• [Task brief]
Repeat the material below word for word and leave out all pictures.

• [Data to use]

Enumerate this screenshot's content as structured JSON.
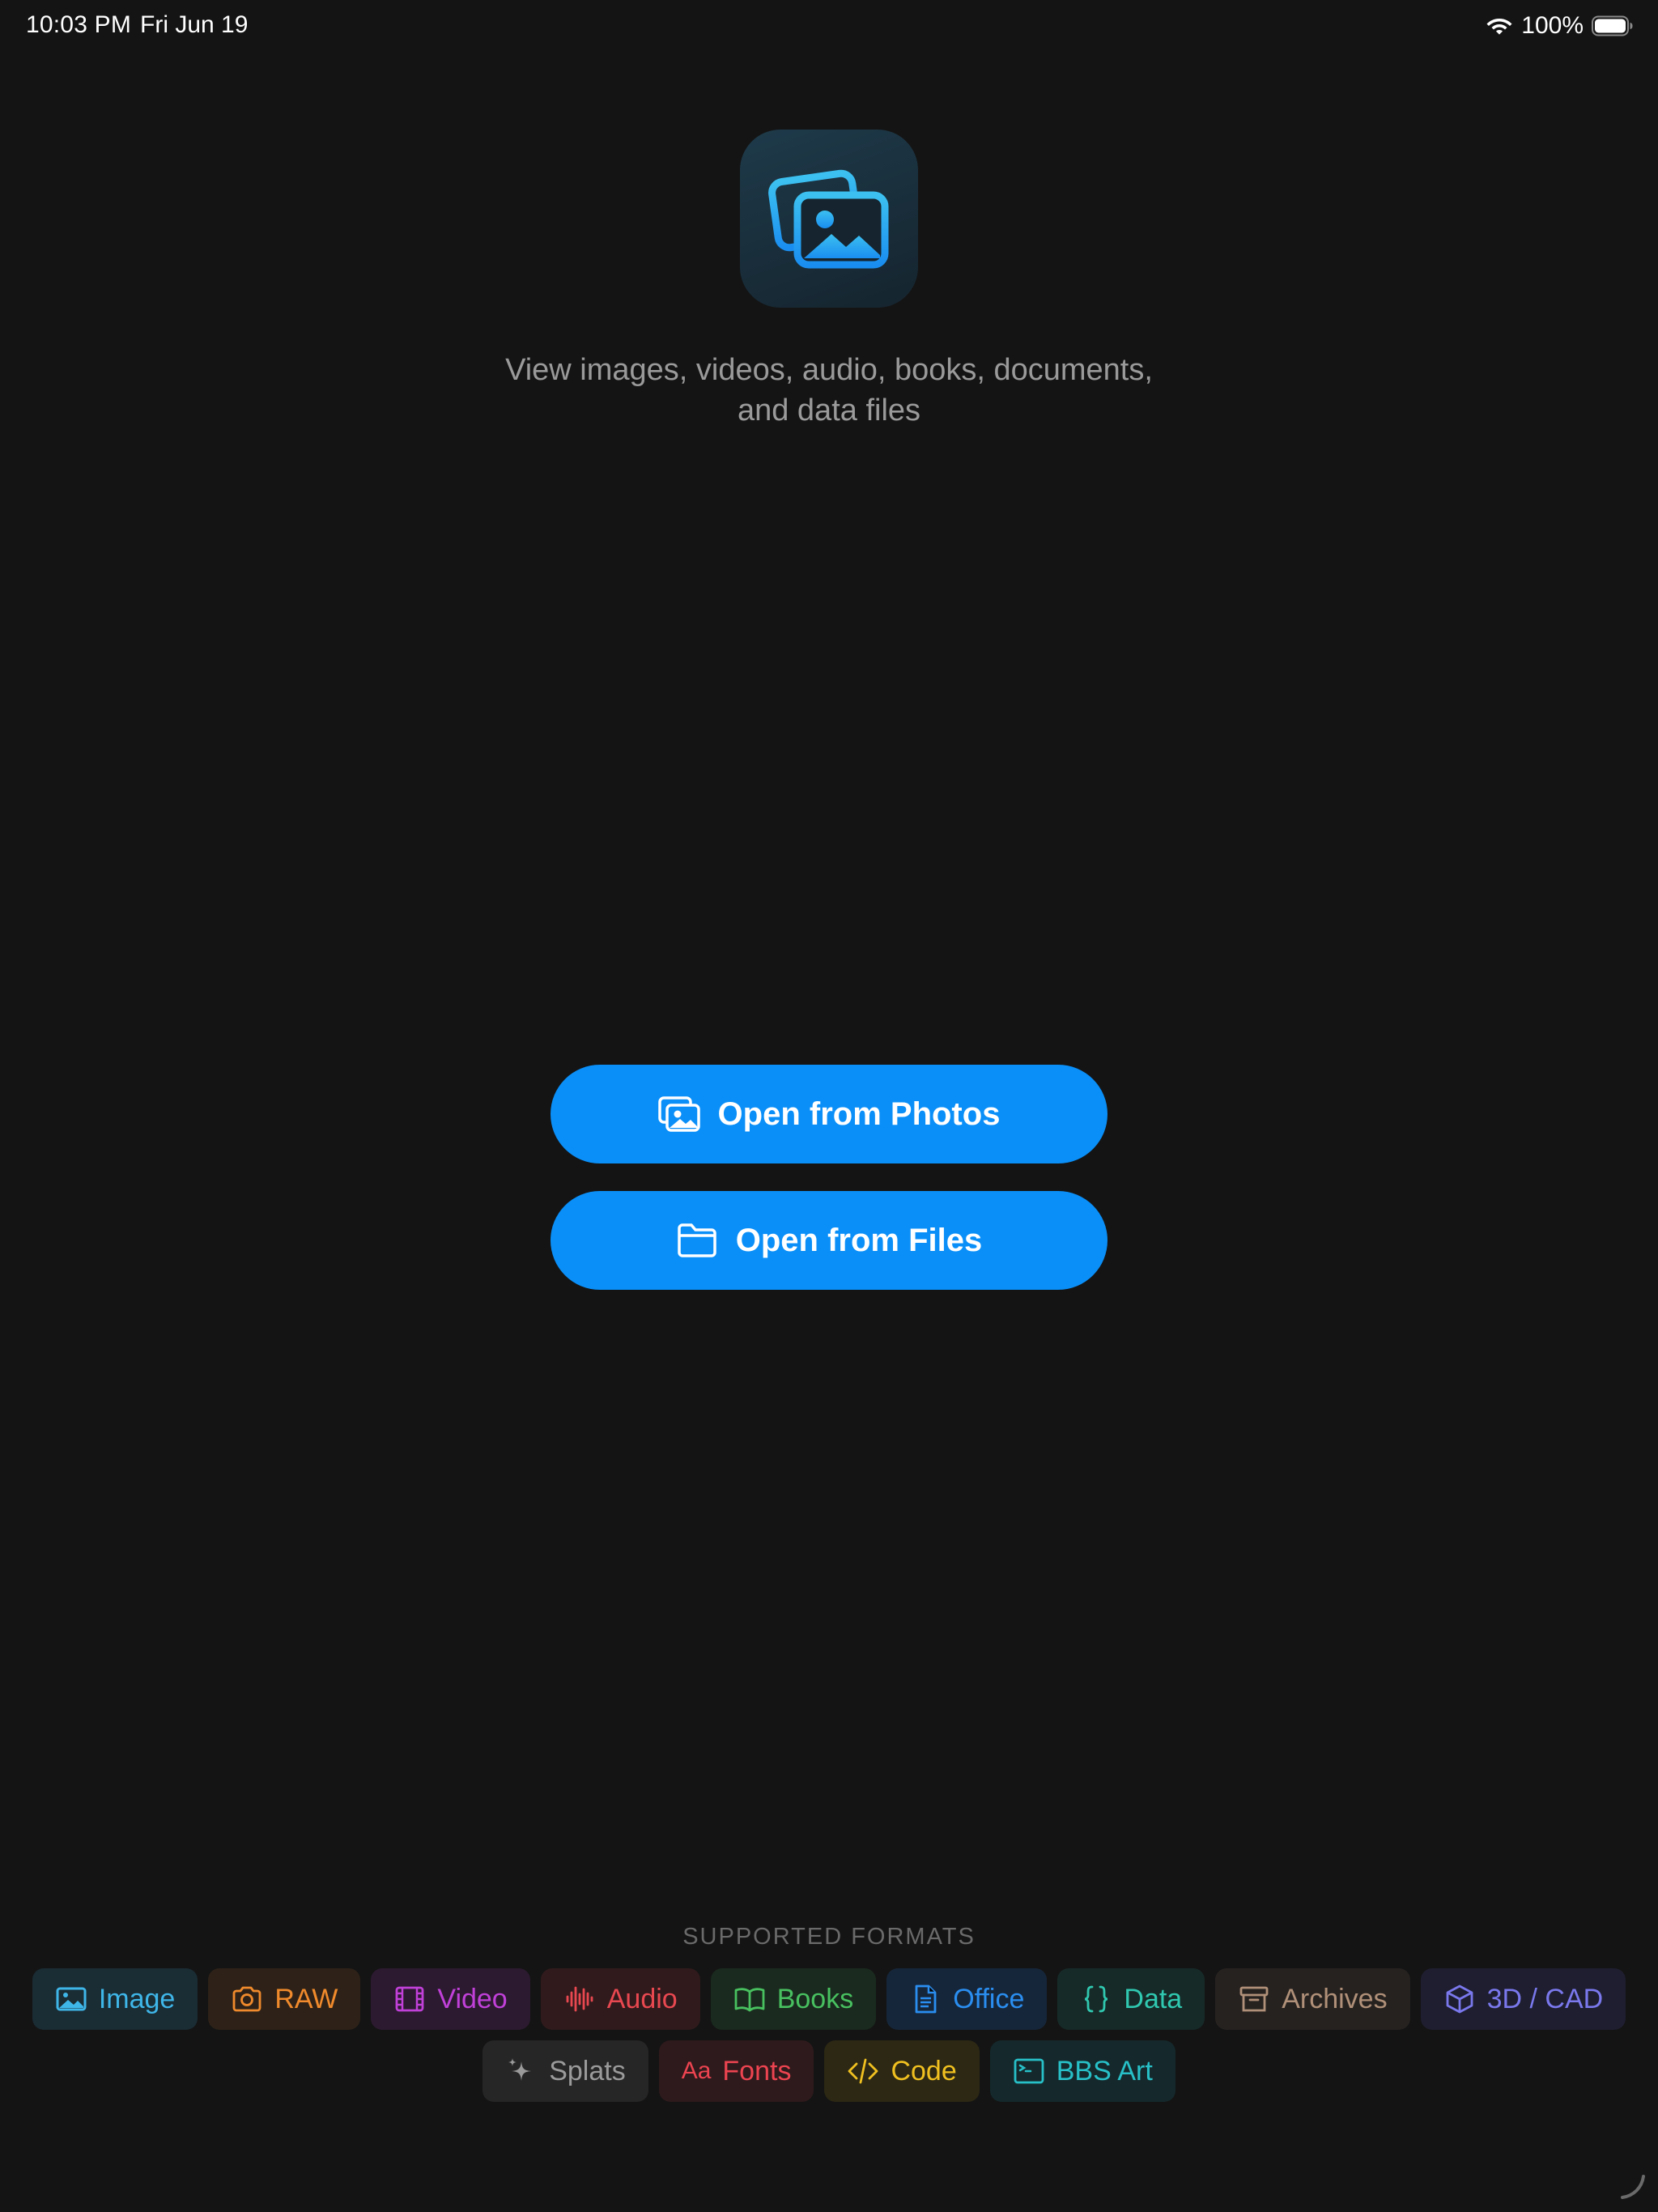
{
  "status_bar": {
    "time": "10:03 PM",
    "date": "Fri Jun 19",
    "battery_percent": "100%",
    "wifi_icon": "wifi-icon",
    "battery_icon": "battery-icon"
  },
  "app": {
    "icon": "photos-stack-icon",
    "tagline_line1": "View images, videos, audio, books, documents,",
    "tagline_line2": "and data files"
  },
  "actions": {
    "open_photos_label": "Open from Photos",
    "open_photos_icon": "photo-stack-icon",
    "open_files_label": "Open from Files",
    "open_files_icon": "folder-icon",
    "accent_color": "#0a8ff8"
  },
  "formats": {
    "title": "SUPPORTED FORMATS",
    "items": [
      {
        "label": "Image",
        "icon": "photo-icon",
        "color": "#3fb6e8",
        "bg": "#1a2c34"
      },
      {
        "label": "RAW",
        "icon": "camera-icon",
        "color": "#f08a2c",
        "bg": "#2e2218"
      },
      {
        "label": "Video",
        "icon": "film-icon",
        "color": "#c040d8",
        "bg": "#2c1a30"
      },
      {
        "label": "Audio",
        "icon": "waveform-icon",
        "color": "#e84850",
        "bg": "#301a1c"
      },
      {
        "label": "Books",
        "icon": "book-icon",
        "color": "#48c060",
        "bg": "#1a2a1e"
      },
      {
        "label": "Office",
        "icon": "document-icon",
        "color": "#2a8ef0",
        "bg": "#16263a"
      },
      {
        "label": "Data",
        "icon": "braces-icon",
        "color": "#30c8b0",
        "bg": "#162a28"
      },
      {
        "label": "Archives",
        "icon": "archive-box-icon",
        "color": "#b09078",
        "bg": "#262220"
      },
      {
        "label": "3D / CAD",
        "icon": "cube-icon",
        "color": "#7a78ec",
        "bg": "#1e1e30"
      },
      {
        "label": "Splats",
        "icon": "sparkles-icon",
        "color": "#9a9a9a",
        "bg": "#262626"
      },
      {
        "label": "Fonts",
        "icon": "text-aa-icon",
        "color": "#ec4450",
        "bg": "#2e1a1c"
      },
      {
        "label": "Code",
        "icon": "code-icon",
        "color": "#f0c020",
        "bg": "#2c2814"
      },
      {
        "label": "BBS Art",
        "icon": "terminal-icon",
        "color": "#28c0c8",
        "bg": "#15292c"
      }
    ]
  }
}
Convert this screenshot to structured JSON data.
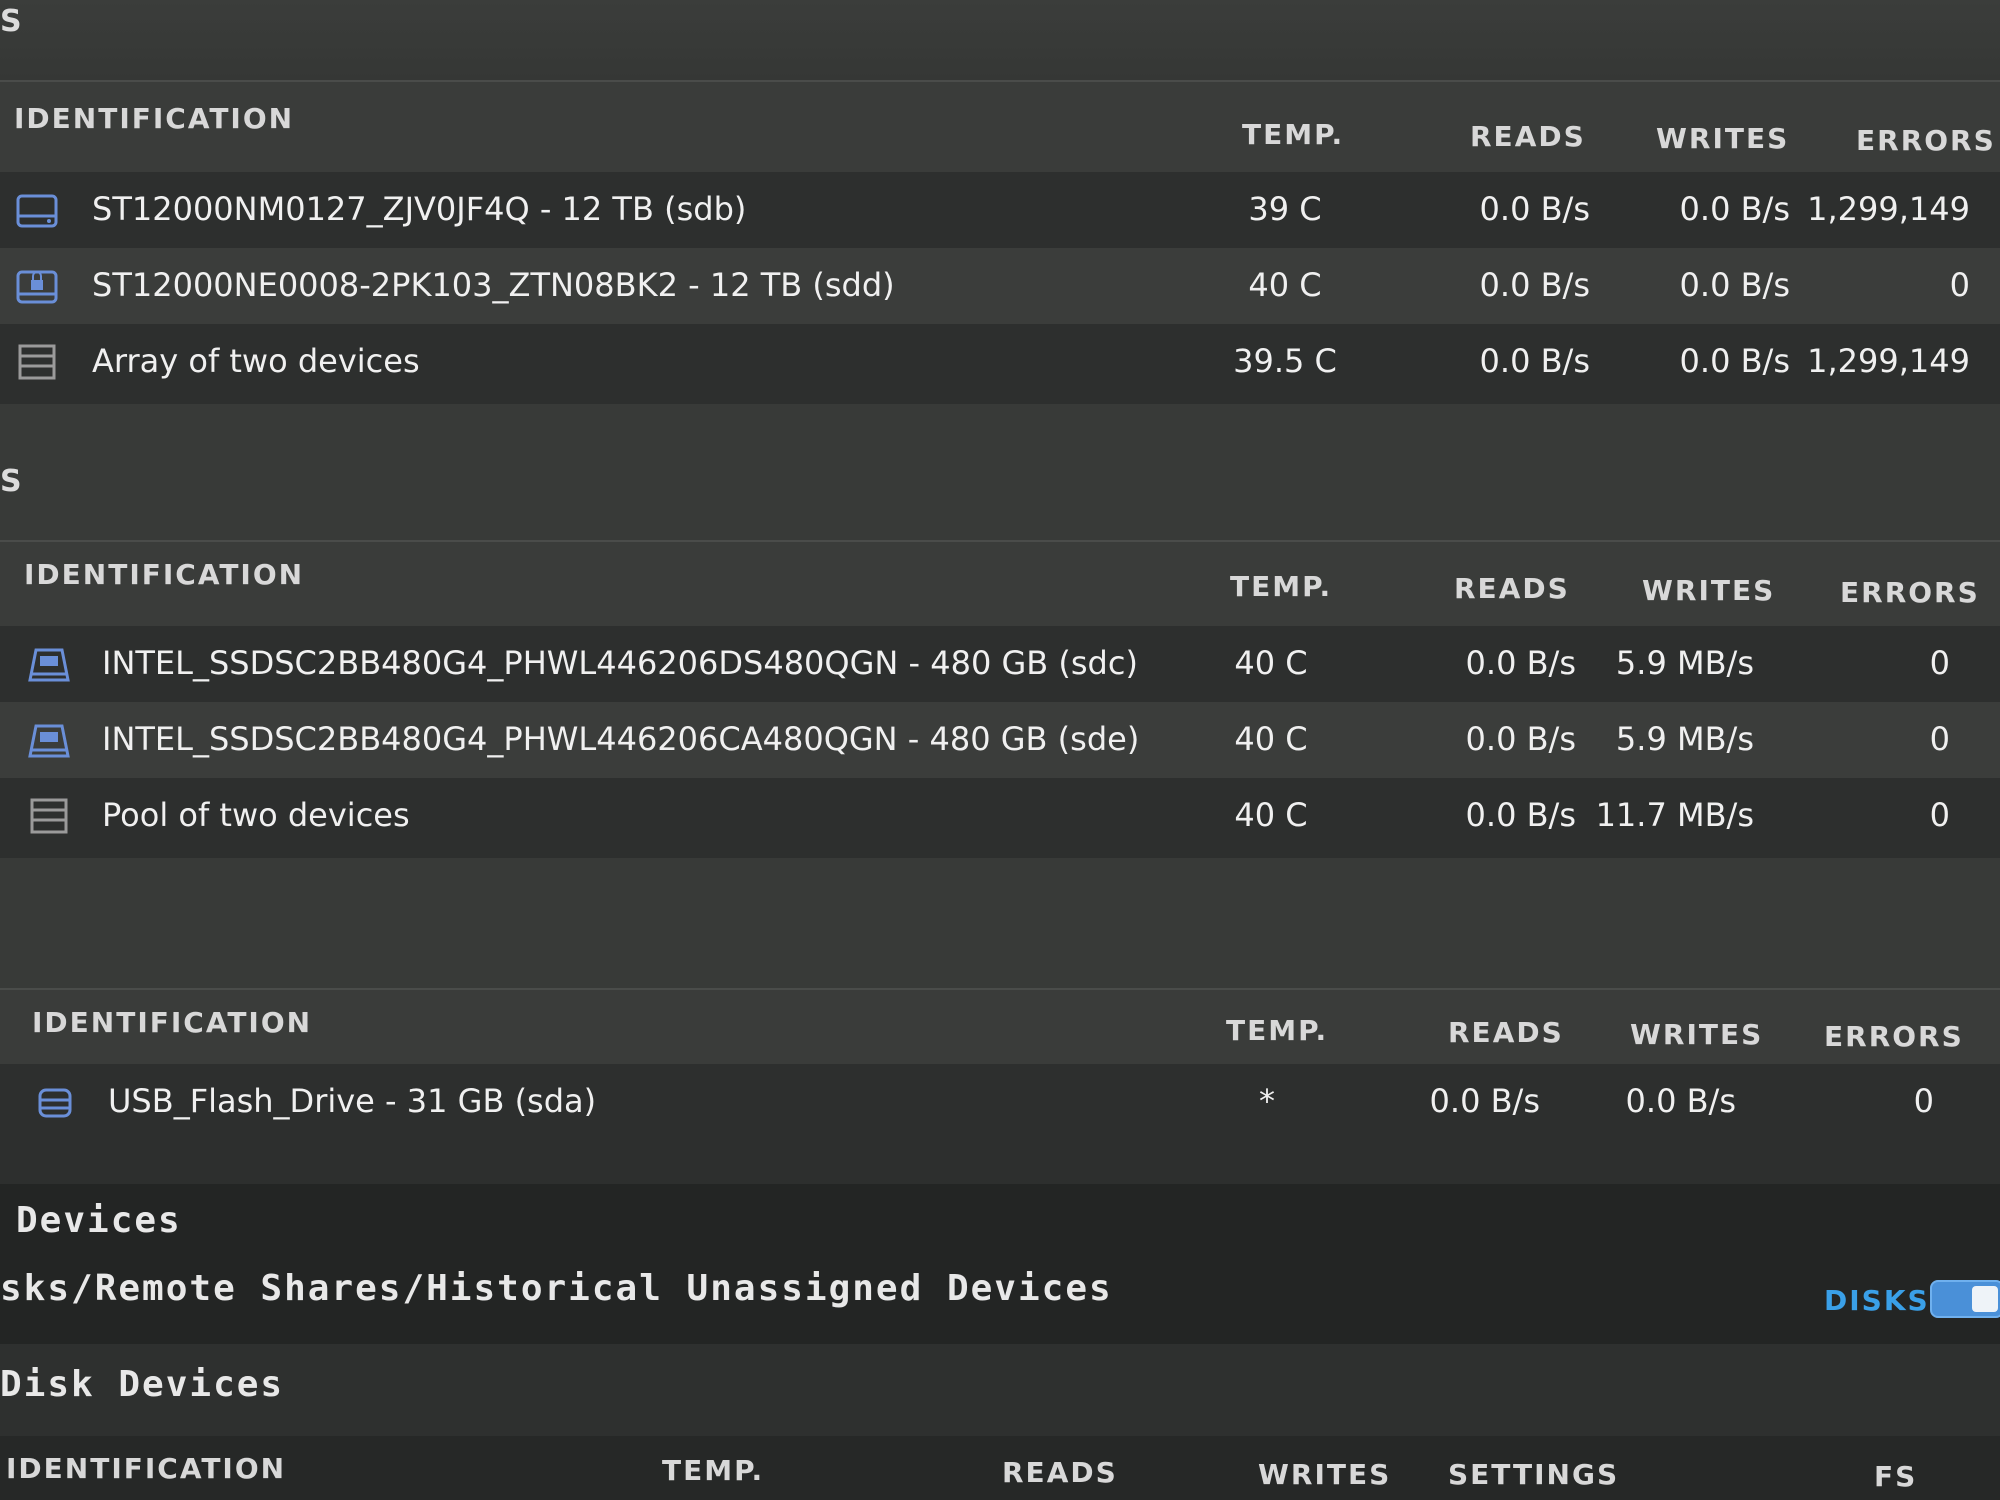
{
  "colors": {
    "accent": "#3aa0e8",
    "icon_blue": "#6a8fd8"
  },
  "sections": [
    {
      "cut_letter": "S",
      "headers": {
        "identification": "IDENTIFICATION",
        "temp": "TEMP.",
        "reads": "READS",
        "writes": "WRITES",
        "errors": "ERRORS"
      },
      "rows": [
        {
          "icon": "hdd-icon",
          "name": "ST12000NM0127_ZJV0JF4Q - 12 TB (sdb)",
          "temp": "39 C",
          "reads": "0.0 B/s",
          "writes": "0.0 B/s",
          "errors": "1,299,149"
        },
        {
          "icon": "hdd-lock-icon",
          "name": "ST12000NE0008-2PK103_ZTN08BK2 - 12 TB (sdd)",
          "temp": "40 C",
          "reads": "0.0 B/s",
          "writes": "0.0 B/s",
          "errors": "0"
        },
        {
          "icon": "array-icon",
          "name": "Array of two devices",
          "temp": "39.5 C",
          "reads": "0.0 B/s",
          "writes": "0.0 B/s",
          "errors": "1,299,149"
        }
      ]
    },
    {
      "cut_letter": "S",
      "headers": {
        "identification": "IDENTIFICATION",
        "temp": "TEMP.",
        "reads": "READS",
        "writes": "WRITES",
        "errors": "ERRORS"
      },
      "rows": [
        {
          "icon": "ssd-icon",
          "name": "INTEL_SSDSC2BB480G4_PHWL446206DS480QGN - 480 GB (sdc)",
          "temp": "40 C",
          "reads": "0.0 B/s",
          "writes": "5.9 MB/s",
          "errors": "0"
        },
        {
          "icon": "ssd-icon",
          "name": "INTEL_SSDSC2BB480G4_PHWL446206CA480QGN - 480 GB (sde)",
          "temp": "40 C",
          "reads": "0.0 B/s",
          "writes": "5.9 MB/s",
          "errors": "0"
        },
        {
          "icon": "pool-icon",
          "name": "Pool of two devices",
          "temp": "40 C",
          "reads": "0.0 B/s",
          "writes": "11.7 MB/s",
          "errors": "0"
        }
      ]
    },
    {
      "headers": {
        "identification": "IDENTIFICATION",
        "temp": "TEMP.",
        "reads": "READS",
        "writes": "WRITES",
        "errors": "ERRORS"
      },
      "rows": [
        {
          "icon": "usb-drive-icon",
          "name": "USB_Flash_Drive - 31 GB (sda)",
          "temp": "*",
          "reads": "0.0 B/s",
          "writes": "0.0 B/s",
          "errors": "0"
        }
      ]
    }
  ],
  "devices_title": "Devices",
  "unassigned_title": "sks/Remote Shares/Historical Unassigned Devices",
  "disks_toggle_label": "DISKS",
  "disk_devices_title": "Disk Devices",
  "bottom_headers": {
    "identification": "IDENTIFICATION",
    "temp": "TEMP.",
    "reads": "READS",
    "writes": "WRITES",
    "settings": "SETTINGS",
    "fs": "FS"
  }
}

• [Solution to this task]
Enumerate this screenshot's content as structured JSON.
{
  "status_bar": {
    "time": "10:03 PM",
    "date": "Fri Jun 19",
    "battery_percent": "100%",
    "wifi_icon": "wifi-icon",
    "battery_icon": "battery-icon"
  },
  "app": {
    "icon": "photos-stack-icon",
    "tagline_line1": "View images, videos, audio, books, documents,",
    "tagline_line2": "and data files"
  },
  "actions": {
    "open_photos_label": "Open from Photos",
    "open_photos_icon": "photo-stack-icon",
    "open_files_label": "Open from Files",
    "open_files_icon": "folder-icon",
    "accent_color": "#0a8ff8"
  },
  "formats": {
    "title": "SUPPORTED FORMATS",
    "items": [
      {
        "label": "Image",
        "icon": "photo-icon",
        "color": "#3fb6e8",
        "bg": "#1a2c34"
      },
      {
        "label": "RAW",
        "icon": "camera-icon",
        "color": "#f08a2c",
        "bg": "#2e2218"
      },
      {
        "label": "Video",
        "icon": "film-icon",
        "color": "#c040d8",
        "bg": "#2c1a30"
      },
      {
        "label": "Audio",
        "icon": "waveform-icon",
        "color": "#e84850",
        "bg": "#301a1c"
      },
      {
        "label": "Books",
        "icon": "book-icon",
        "color": "#48c060",
        "bg": "#1a2a1e"
      },
      {
        "label": "Office",
        "icon": "document-icon",
        "color": "#2a8ef0",
        "bg": "#16263a"
      },
      {
        "label": "Data",
        "icon": "braces-icon",
        "color": "#30c8b0",
        "bg": "#162a28"
      },
      {
        "label": "Archives",
        "icon": "archive-box-icon",
        "color": "#b09078",
        "bg": "#262220"
      },
      {
        "label": "3D / CAD",
        "icon": "cube-icon",
        "color": "#7a78ec",
        "bg": "#1e1e30"
      },
      {
        "label": "Splats",
        "icon": "sparkles-icon",
        "color": "#9a9a9a",
        "bg": "#262626"
      },
      {
        "label": "Fonts",
        "icon": "text-aa-icon",
        "color": "#ec4450",
        "bg": "#2e1a1c"
      },
      {
        "label": "Code",
        "icon": "code-icon",
        "color": "#f0c020",
        "bg": "#2c2814"
      },
      {
        "label": "BBS Art",
        "icon": "terminal-icon",
        "color": "#28c0c8",
        "bg": "#15292c"
      }
    ]
  }
}
Convert this screenshot to structured JSON data.
{
  "colors": {
    "accent": "#3aa0e8",
    "icon_blue": "#6a8fd8"
  },
  "sections": [
    {
      "cut_letter": "S",
      "headers": {
        "identification": "IDENTIFICATION",
        "temp": "TEMP.",
        "reads": "READS",
        "writes": "WRITES",
        "errors": "ERRORS"
      },
      "rows": [
        {
          "icon": "hdd-icon",
          "name": "ST12000NM0127_ZJV0JF4Q - 12 TB (sdb)",
          "temp": "39 C",
          "reads": "0.0 B/s",
          "writes": "0.0 B/s",
          "errors": "1,299,149"
        },
        {
          "icon": "hdd-lock-icon",
          "name": "ST12000NE0008-2PK103_ZTN08BK2 - 12 TB (sdd)",
          "temp": "40 C",
          "reads": "0.0 B/s",
          "writes": "0.0 B/s",
          "errors": "0"
        },
        {
          "icon": "array-icon",
          "name": "Array of two devices",
          "temp": "39.5 C",
          "reads": "0.0 B/s",
          "writes": "0.0 B/s",
          "errors": "1,299,149"
        }
      ]
    },
    {
      "cut_letter": "S",
      "headers": {
        "identification": "IDENTIFICATION",
        "temp": "TEMP.",
        "reads": "READS",
        "writes": "WRITES",
        "errors": "ERRORS"
      },
      "rows": [
        {
          "icon": "ssd-icon",
          "name": "INTEL_SSDSC2BB480G4_PHWL446206DS480QGN - 480 GB (sdc)",
          "temp": "40 C",
          "reads": "0.0 B/s",
          "writes": "5.9 MB/s",
          "errors": "0"
        },
        {
          "icon": "ssd-icon",
          "name": "INTEL_SSDSC2BB480G4_PHWL446206CA480QGN - 480 GB (sde)",
          "temp": "40 C",
          "reads": "0.0 B/s",
          "writes": "5.9 MB/s",
          "errors": "0"
        },
        {
          "icon": "pool-icon",
          "name": "Pool of two devices",
          "temp": "40 C",
          "reads": "0.0 B/s",
          "writes": "11.7 MB/s",
          "errors": "0"
        }
      ]
    },
    {
      "headers": {
        "identification": "IDENTIFICATION",
        "temp": "TEMP.",
        "reads": "READS",
        "writes": "WRITES",
        "errors": "ERRORS"
      },
      "rows": [
        {
          "icon": "usb-drive-icon",
          "name": "USB_Flash_Drive - 31 GB (sda)",
          "temp": "*",
          "reads": "0.0 B/s",
          "writes": "0.0 B/s",
          "errors": "0"
        }
      ]
    }
  ],
  "devices_title": "Devices",
  "unassigned_title": "sks/Remote Shares/Historical Unassigned Devices",
  "disks_toggle_label": "DISKS",
  "disk_devices_title": "Disk Devices",
  "bottom_headers": {
    "identification": "IDENTIFICATION",
    "temp": "TEMP.",
    "reads": "READS",
    "writes": "WRITES",
    "settings": "SETTINGS",
    "fs": "FS"
  }
}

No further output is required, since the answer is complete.